What this task involves: Each line that includes the word "경과되지" counts once; give the total and nothing more.

— start —

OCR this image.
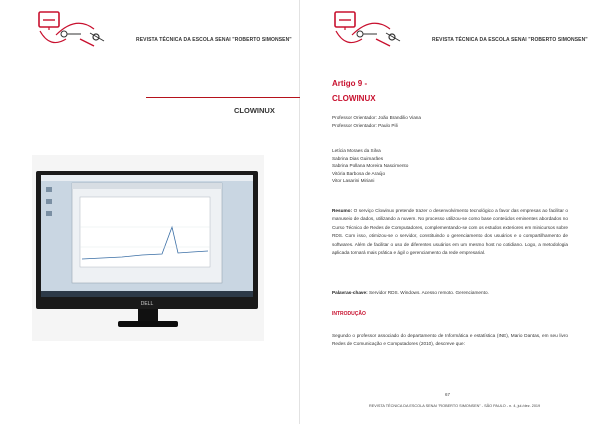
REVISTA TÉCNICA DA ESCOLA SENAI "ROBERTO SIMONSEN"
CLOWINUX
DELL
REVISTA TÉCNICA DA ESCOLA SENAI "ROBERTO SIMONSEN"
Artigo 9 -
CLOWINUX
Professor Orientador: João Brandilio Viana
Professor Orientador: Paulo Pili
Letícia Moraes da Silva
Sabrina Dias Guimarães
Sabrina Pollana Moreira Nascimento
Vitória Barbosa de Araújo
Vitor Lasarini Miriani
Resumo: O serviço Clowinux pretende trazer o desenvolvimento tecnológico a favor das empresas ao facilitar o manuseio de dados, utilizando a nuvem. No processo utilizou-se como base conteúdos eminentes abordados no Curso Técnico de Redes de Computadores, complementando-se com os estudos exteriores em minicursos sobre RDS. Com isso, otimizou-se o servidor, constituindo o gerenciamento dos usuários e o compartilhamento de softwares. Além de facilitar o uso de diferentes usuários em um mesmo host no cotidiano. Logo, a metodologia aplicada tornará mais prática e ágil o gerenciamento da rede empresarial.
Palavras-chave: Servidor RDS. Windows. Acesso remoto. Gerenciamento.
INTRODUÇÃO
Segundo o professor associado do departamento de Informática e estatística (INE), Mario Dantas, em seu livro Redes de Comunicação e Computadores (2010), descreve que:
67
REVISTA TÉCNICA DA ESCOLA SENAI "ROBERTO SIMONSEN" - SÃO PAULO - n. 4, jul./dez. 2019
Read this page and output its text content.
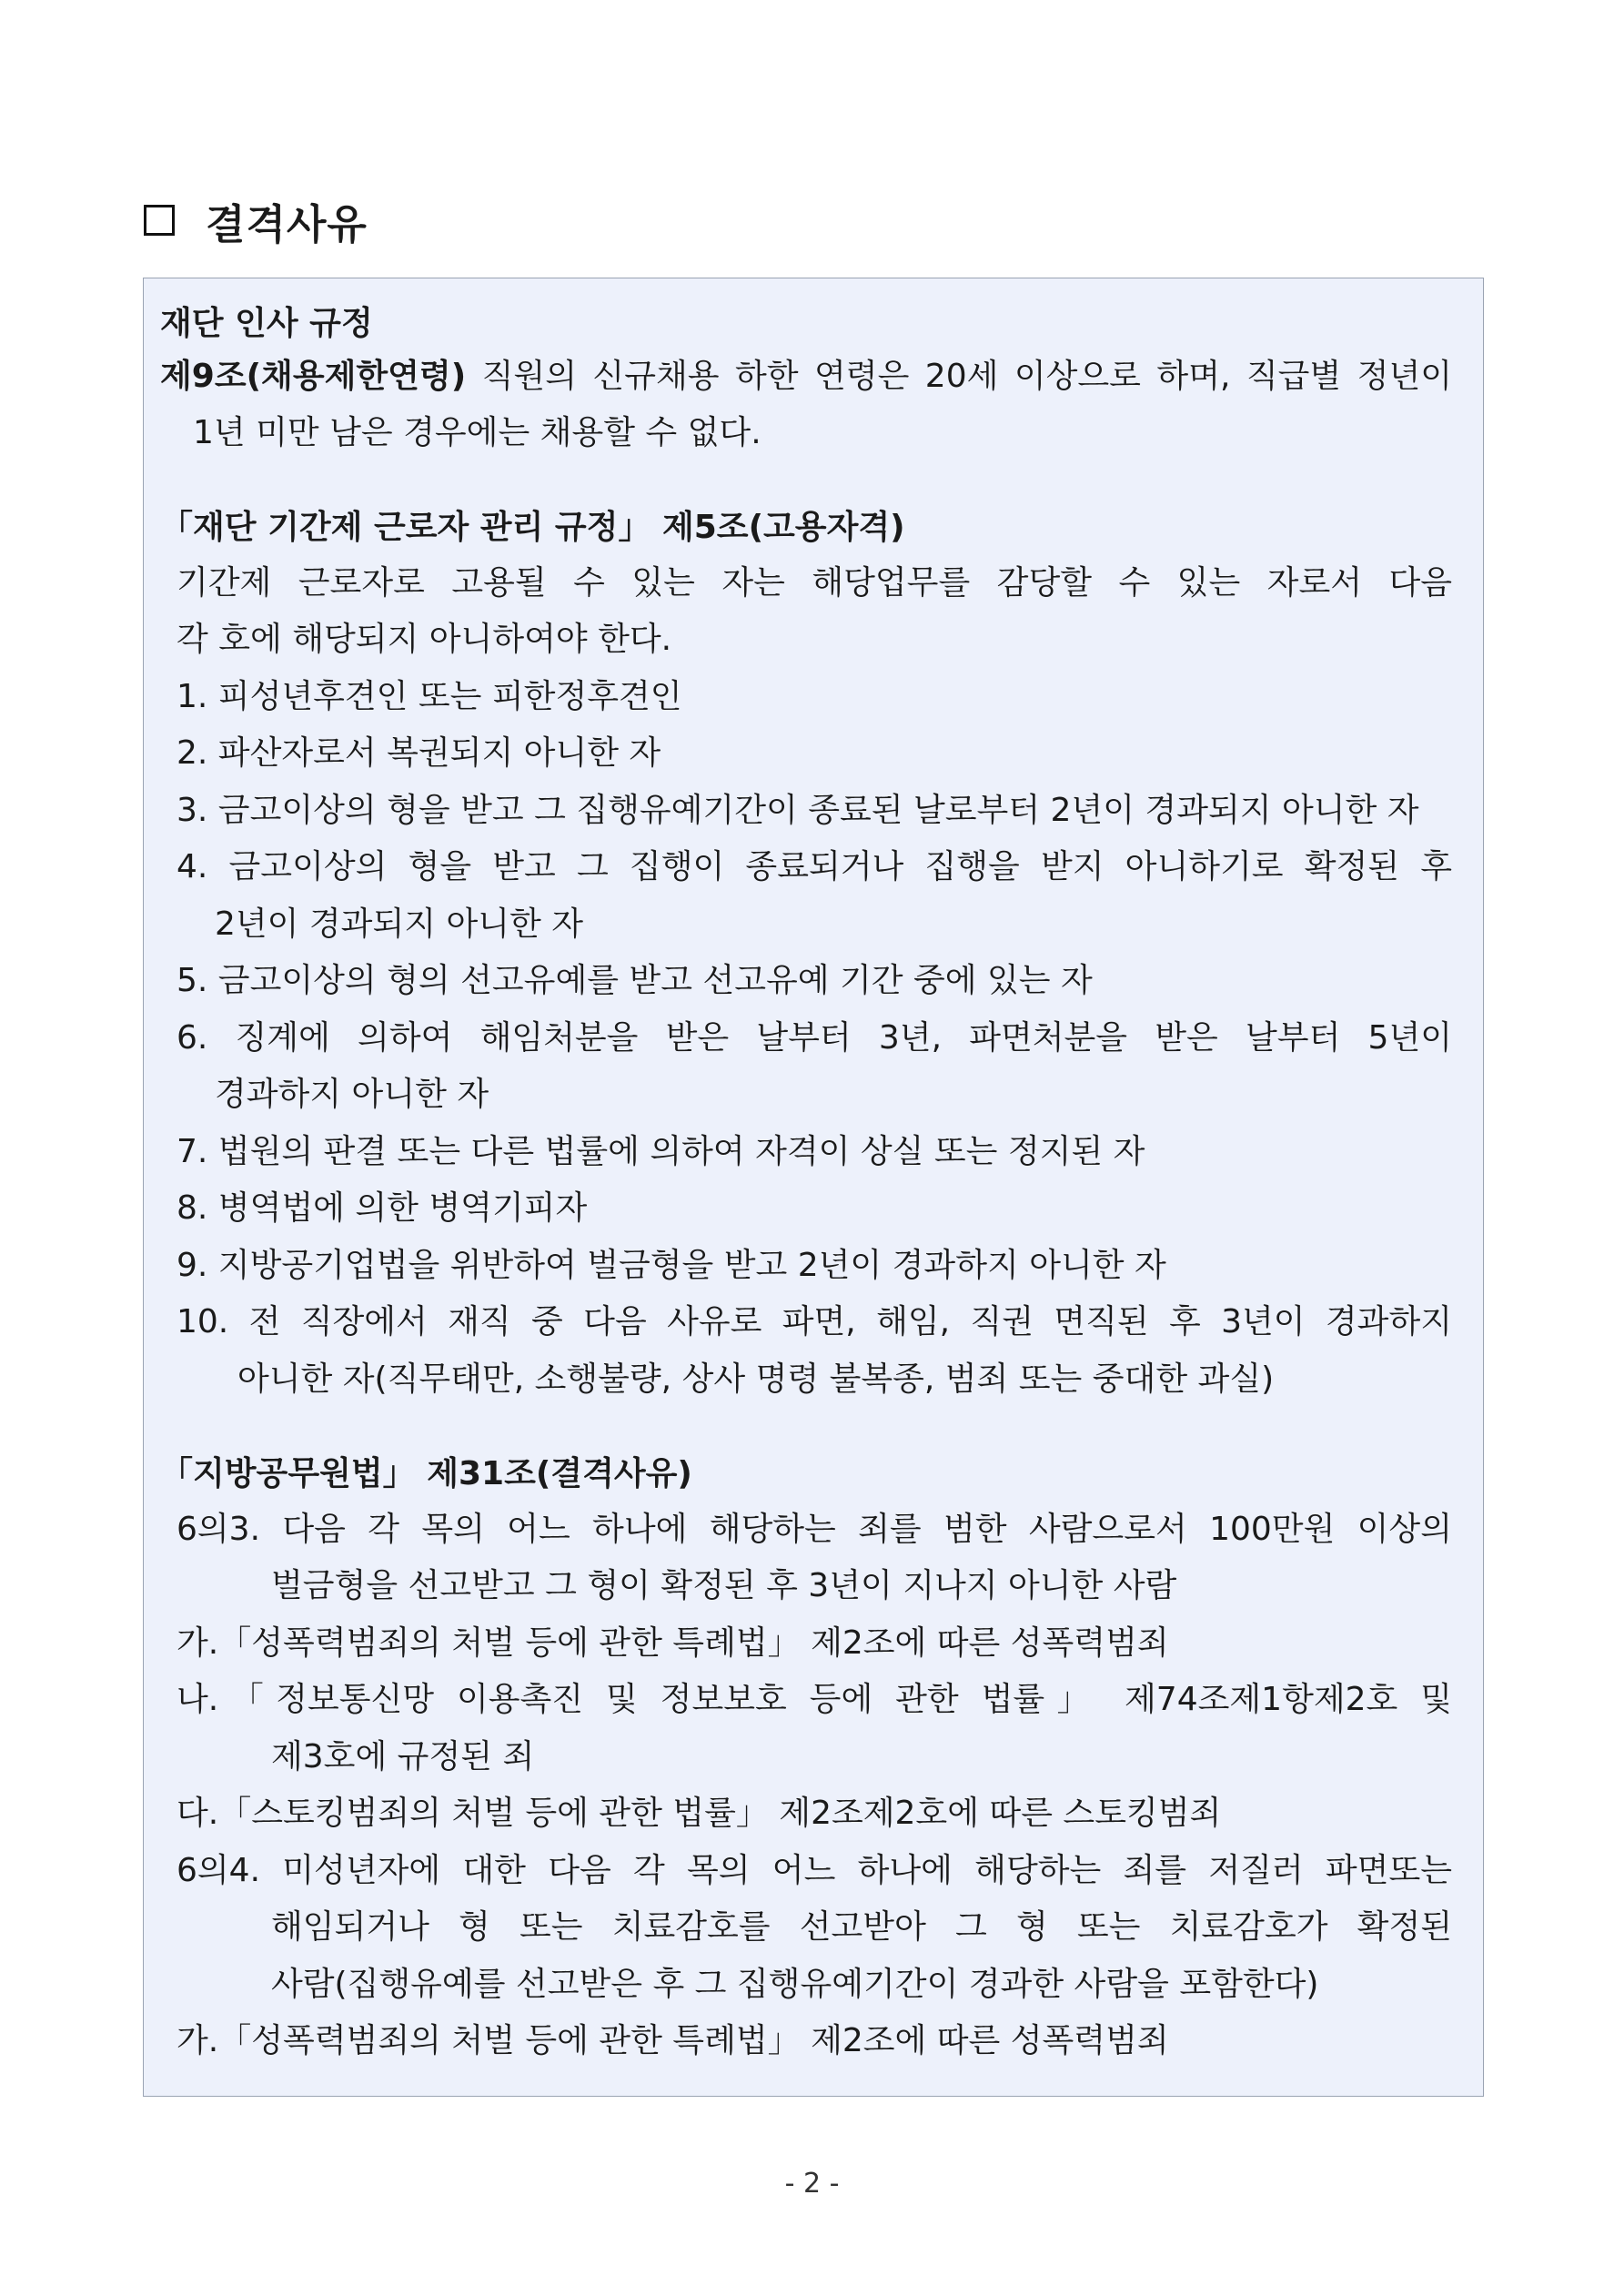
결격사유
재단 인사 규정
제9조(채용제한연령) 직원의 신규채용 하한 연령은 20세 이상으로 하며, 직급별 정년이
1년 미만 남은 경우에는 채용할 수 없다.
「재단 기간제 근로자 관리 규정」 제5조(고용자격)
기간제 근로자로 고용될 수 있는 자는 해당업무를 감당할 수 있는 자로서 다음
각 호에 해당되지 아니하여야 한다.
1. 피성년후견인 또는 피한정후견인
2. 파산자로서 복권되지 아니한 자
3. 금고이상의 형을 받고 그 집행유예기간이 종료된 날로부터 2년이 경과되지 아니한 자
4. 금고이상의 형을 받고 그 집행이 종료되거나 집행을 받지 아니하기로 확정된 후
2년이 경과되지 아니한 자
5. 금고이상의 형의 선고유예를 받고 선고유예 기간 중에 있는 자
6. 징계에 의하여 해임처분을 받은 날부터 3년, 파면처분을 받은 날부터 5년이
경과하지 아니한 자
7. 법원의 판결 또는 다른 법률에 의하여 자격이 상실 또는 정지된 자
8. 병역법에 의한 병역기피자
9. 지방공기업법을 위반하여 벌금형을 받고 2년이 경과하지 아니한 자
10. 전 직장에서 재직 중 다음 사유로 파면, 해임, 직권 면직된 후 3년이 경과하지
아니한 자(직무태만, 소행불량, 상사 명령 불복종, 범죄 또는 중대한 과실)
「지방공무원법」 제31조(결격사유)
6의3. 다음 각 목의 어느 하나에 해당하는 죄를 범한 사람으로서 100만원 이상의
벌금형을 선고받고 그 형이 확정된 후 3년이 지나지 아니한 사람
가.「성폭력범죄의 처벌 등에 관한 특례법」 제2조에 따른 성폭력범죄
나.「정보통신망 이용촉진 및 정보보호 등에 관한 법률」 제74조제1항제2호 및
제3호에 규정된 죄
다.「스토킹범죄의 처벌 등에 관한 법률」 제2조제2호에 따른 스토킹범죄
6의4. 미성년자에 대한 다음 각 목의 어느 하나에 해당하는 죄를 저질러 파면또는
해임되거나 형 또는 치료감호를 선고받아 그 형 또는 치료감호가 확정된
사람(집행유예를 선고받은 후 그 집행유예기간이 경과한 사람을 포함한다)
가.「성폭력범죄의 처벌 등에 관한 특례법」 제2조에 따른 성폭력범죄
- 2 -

— end —

Correct output: 2